── Listing

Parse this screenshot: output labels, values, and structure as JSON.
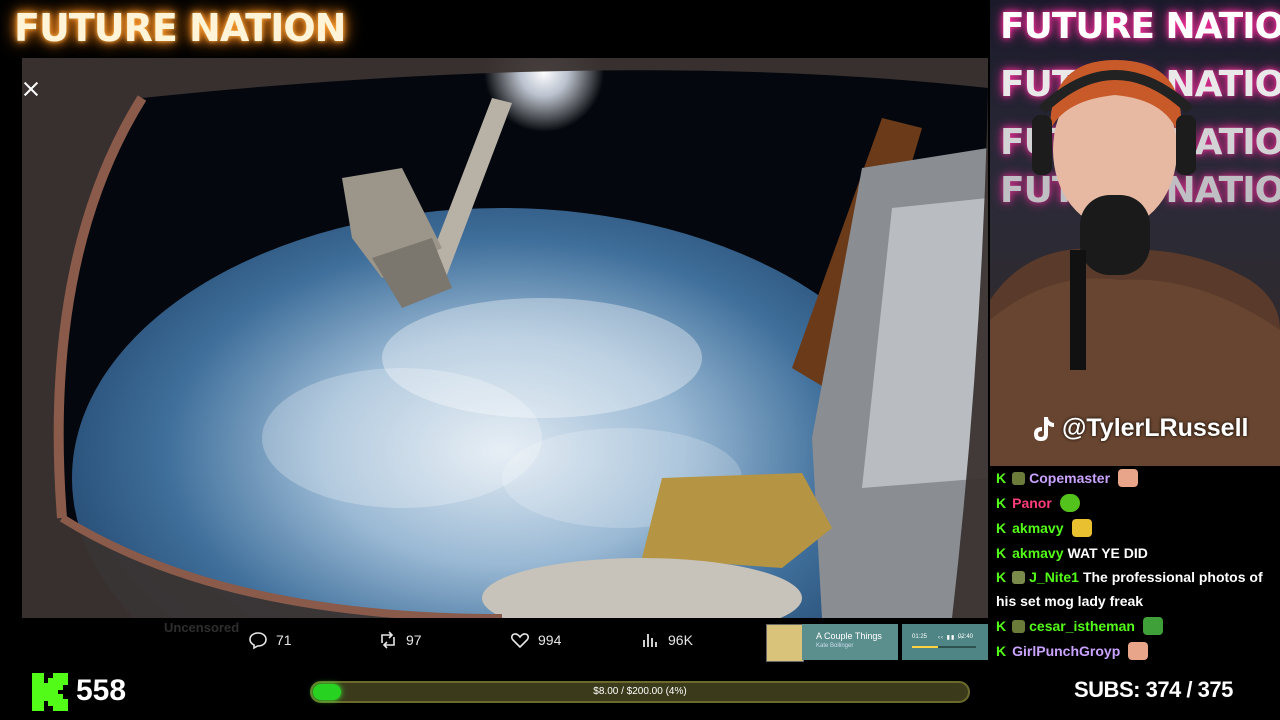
{
  "header": {
    "logo_text": "FUTURE NATION"
  },
  "media": {
    "close_label": "close"
  },
  "tweet": {
    "faded_text": "Uncensored",
    "replies": "71",
    "retweets": "97",
    "likes": "994",
    "views": "96K"
  },
  "music": {
    "song": "A Couple Things",
    "artist": "Kate Bollinger",
    "time_current": "01:25",
    "time_total": "02:40"
  },
  "kick": {
    "viewer_count": "558"
  },
  "goal": {
    "text": "$8.00 / $200.00 (4%)",
    "progress": 0.04
  },
  "subs": {
    "label": "SUBS:",
    "value": "374 / 375"
  },
  "webcam": {
    "logo_text": "FUTURE NATION",
    "tiktok_handle": "@TylerLRussell"
  },
  "chat": {
    "messages": [
      {
        "k": "K",
        "user": "Copemaster",
        "user_color": "#c9a3ff",
        "text": ""
      },
      {
        "k": "K",
        "user": "Panor",
        "user_color": "#ff3d7a",
        "text": ""
      },
      {
        "k": "K",
        "user": "akmavy",
        "user_color": "#53fc18",
        "text": ""
      },
      {
        "k": "K",
        "user": "akmavy",
        "user_color": "#53fc18",
        "text": "WAT YE DID"
      },
      {
        "k": "K",
        "user": "J_Nite1",
        "user_color": "#53fc18",
        "text": "The professional photos of his set mog lady freak"
      },
      {
        "k": "K",
        "user": "cesar_istheman",
        "user_color": "#53fc18",
        "text": ""
      },
      {
        "k": "K",
        "user": "GirlPunchGroyp",
        "user_color": "#c9a3ff",
        "text": ""
      }
    ]
  },
  "colors": {
    "kick_green": "#53fc18",
    "goal_fill": "#27d320"
  }
}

────

• **The task**: Without the pictures, print the records in full, exactly as they appear.

• **Solution to the exercise**:
Parse this screenshot: output labels, values, and structure as JSON.
{
  "header": {
    "logo_text": "FUTURE NATION"
  },
  "media": {
    "close_label": "close"
  },
  "tweet": {
    "faded_text": "Uncensored",
    "replies": "71",
    "retweets": "97",
    "likes": "994",
    "views": "96K"
  },
  "music": {
    "song": "A Couple Things",
    "artist": "Kate Bollinger",
    "time_current": "01:25",
    "time_total": "02:40"
  },
  "kick": {
    "viewer_count": "558"
  },
  "goal": {
    "text": "$8.00 / $200.00 (4%)",
    "progress": 0.04
  },
  "subs": {
    "label": "SUBS:",
    "value": "374 / 375"
  },
  "webcam": {
    "logo_text": "FUTURE NATION",
    "tiktok_handle": "@TylerLRussell"
  },
  "chat": {
    "messages": [
      {
        "k": "K",
        "user": "Copemaster",
        "user_color": "#c9a3ff",
        "text": ""
      },
      {
        "k": "K",
        "user": "Panor",
        "user_color": "#ff3d7a",
        "text": ""
      },
      {
        "k": "K",
        "user": "akmavy",
        "user_color": "#53fc18",
        "text": ""
      },
      {
        "k": "K",
        "user": "akmavy",
        "user_color": "#53fc18",
        "text": "WAT YE DID"
      },
      {
        "k": "K",
        "user": "J_Nite1",
        "user_color": "#53fc18",
        "text": "The professional photos of his set mog lady freak"
      },
      {
        "k": "K",
        "user": "cesar_istheman",
        "user_color": "#53fc18",
        "text": ""
      },
      {
        "k": "K",
        "user": "GirlPunchGroyp",
        "user_color": "#c9a3ff",
        "text": ""
      }
    ]
  },
  "colors": {
    "kick_green": "#53fc18",
    "goal_fill": "#27d320"
  }
}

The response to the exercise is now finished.